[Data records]
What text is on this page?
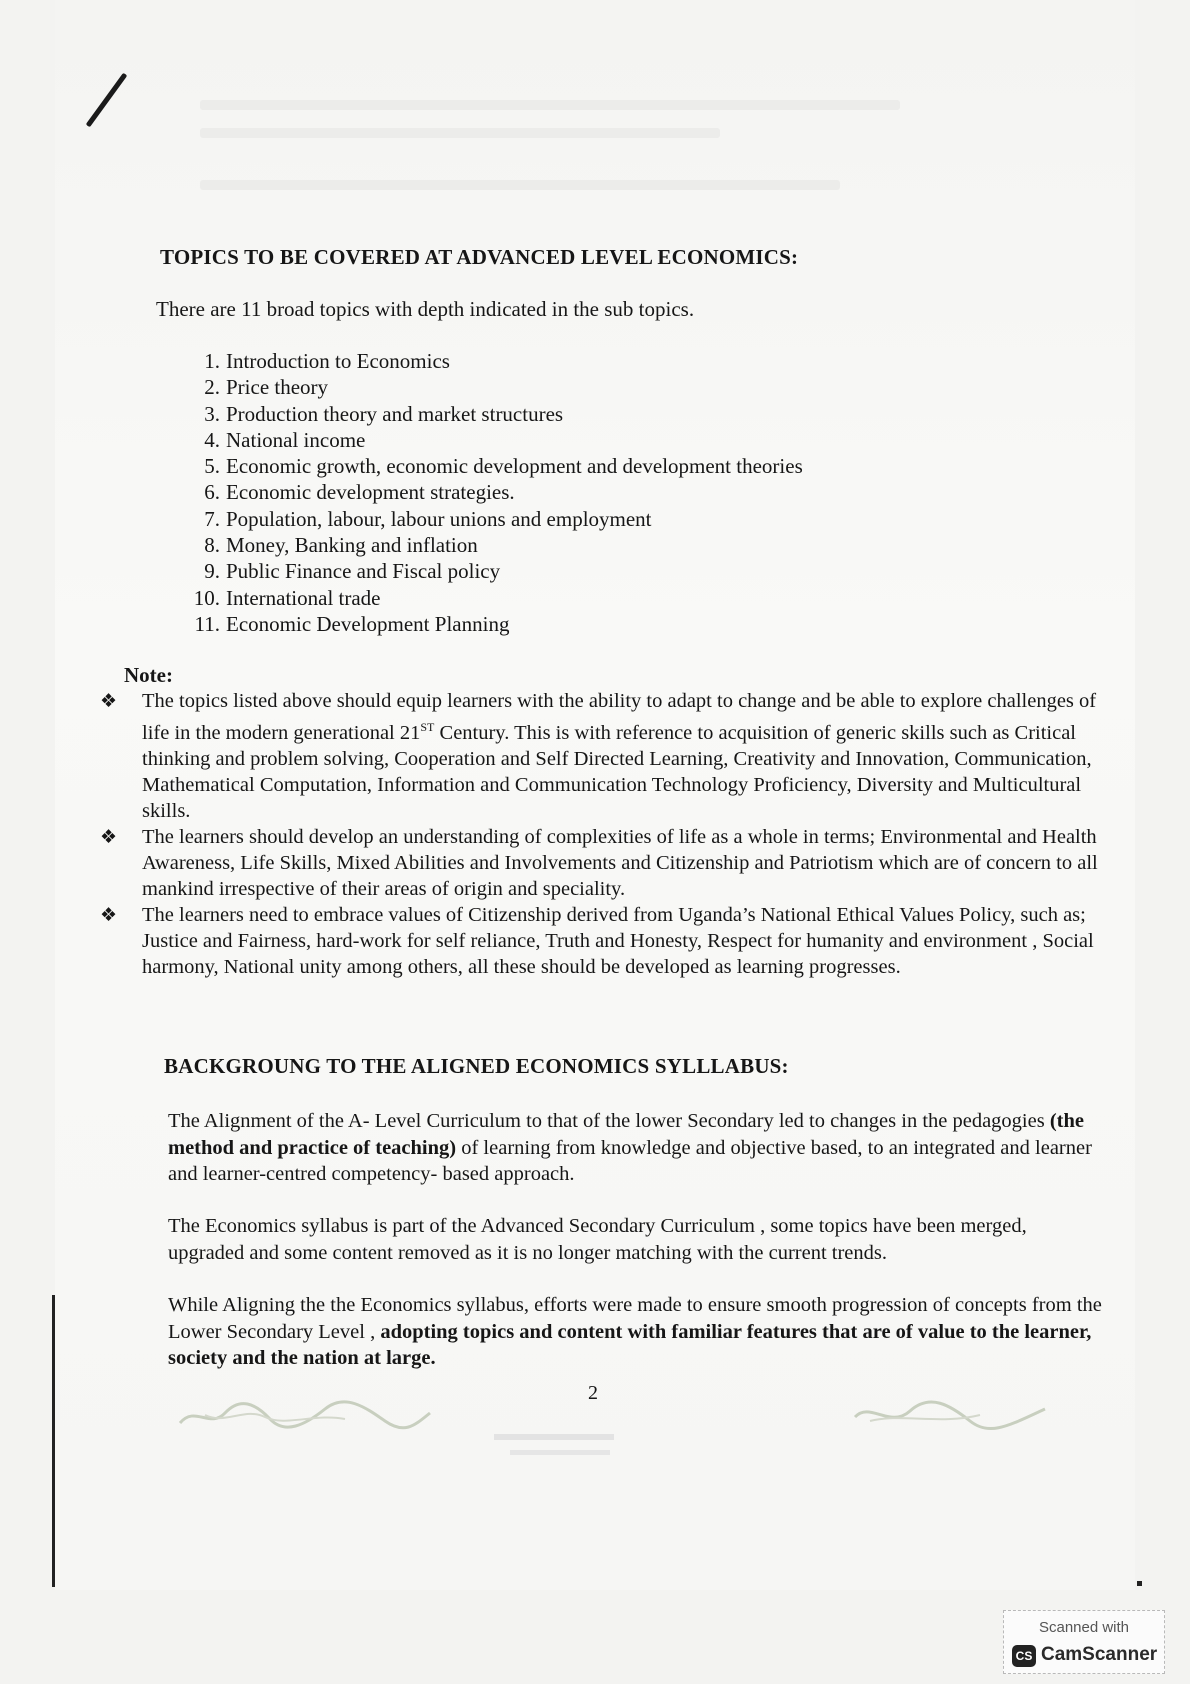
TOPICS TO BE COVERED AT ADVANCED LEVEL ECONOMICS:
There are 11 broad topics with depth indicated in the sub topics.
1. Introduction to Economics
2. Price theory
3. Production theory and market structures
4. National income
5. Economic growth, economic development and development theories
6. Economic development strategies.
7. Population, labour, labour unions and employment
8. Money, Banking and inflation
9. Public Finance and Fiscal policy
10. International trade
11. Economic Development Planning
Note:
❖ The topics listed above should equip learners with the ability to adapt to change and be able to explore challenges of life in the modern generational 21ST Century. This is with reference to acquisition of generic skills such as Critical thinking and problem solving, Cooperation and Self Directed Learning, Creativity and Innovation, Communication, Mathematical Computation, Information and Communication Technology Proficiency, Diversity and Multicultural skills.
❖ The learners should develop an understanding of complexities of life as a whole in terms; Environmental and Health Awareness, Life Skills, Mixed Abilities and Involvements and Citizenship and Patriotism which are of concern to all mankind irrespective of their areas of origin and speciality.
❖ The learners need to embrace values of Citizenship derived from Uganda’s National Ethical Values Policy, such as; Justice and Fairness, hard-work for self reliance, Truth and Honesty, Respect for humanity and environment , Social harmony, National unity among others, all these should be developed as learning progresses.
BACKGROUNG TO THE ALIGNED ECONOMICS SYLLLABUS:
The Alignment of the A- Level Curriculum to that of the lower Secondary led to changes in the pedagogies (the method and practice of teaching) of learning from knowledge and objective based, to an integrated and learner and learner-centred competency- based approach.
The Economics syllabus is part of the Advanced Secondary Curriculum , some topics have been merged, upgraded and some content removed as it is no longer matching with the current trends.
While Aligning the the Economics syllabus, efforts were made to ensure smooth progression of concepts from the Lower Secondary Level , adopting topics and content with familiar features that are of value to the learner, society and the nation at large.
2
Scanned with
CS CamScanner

§ What you are asked to do
Repeat the entries exactly. Pictures are excluded from the copy.

§ Solved problem
What text is on this page?
TOPICS TO BE COVERED AT ADVANCED LEVEL ECONOMICS:
There are 11 broad topics with depth indicated in the sub topics.
1. Introduction to Economics
2. Price theory
3. Production theory and market structures
4. National income
5. Economic growth, economic development and development theories
6. Economic development strategies.
7. Population, labour, labour unions and employment
8. Money, Banking and inflation
9. Public Finance and Fiscal policy
10. International trade
11. Economic Development Planning
Note:
❖ The topics listed above should equip learners with the ability to adapt to change and be able to explore challenges of life in the modern generational 21ST Century. This is with reference to acquisition of generic skills such as Critical thinking and problem solving, Cooperation and Self Directed Learning, Creativity and Innovation, Communication, Mathematical Computation, Information and Communication Technology Proficiency, Diversity and Multicultural skills.
❖ The learners should develop an understanding of complexities of life as a whole in terms; Environmental and Health Awareness, Life Skills, Mixed Abilities and Involvements and Citizenship and Patriotism which are of concern to all mankind irrespective of their areas of origin and speciality.
❖ The learners need to embrace values of Citizenship derived from Uganda’s National Ethical Values Policy, such as; Justice and Fairness, hard-work for self reliance, Truth and Honesty, Respect for humanity and environment , Social harmony, National unity among others, all these should be developed as learning progresses.
BACKGROUNG TO THE ALIGNED ECONOMICS SYLLLABUS:
The Alignment of the A- Level Curriculum to that of the lower Secondary led to changes in the pedagogies (the method and practice of teaching) of learning from knowledge and objective based, to an integrated and learner and learner-centred competency- based approach.
The Economics syllabus is part of the Advanced Secondary Curriculum , some topics have been merged, upgraded and some content removed as it is no longer matching with the current trends.
While Aligning the the Economics syllabus, efforts were made to ensure smooth progression of concepts from the Lower Secondary Level , adopting topics and content with familiar features that are of value to the learner, society and the nation at large.
2
Scanned with
CS CamScanner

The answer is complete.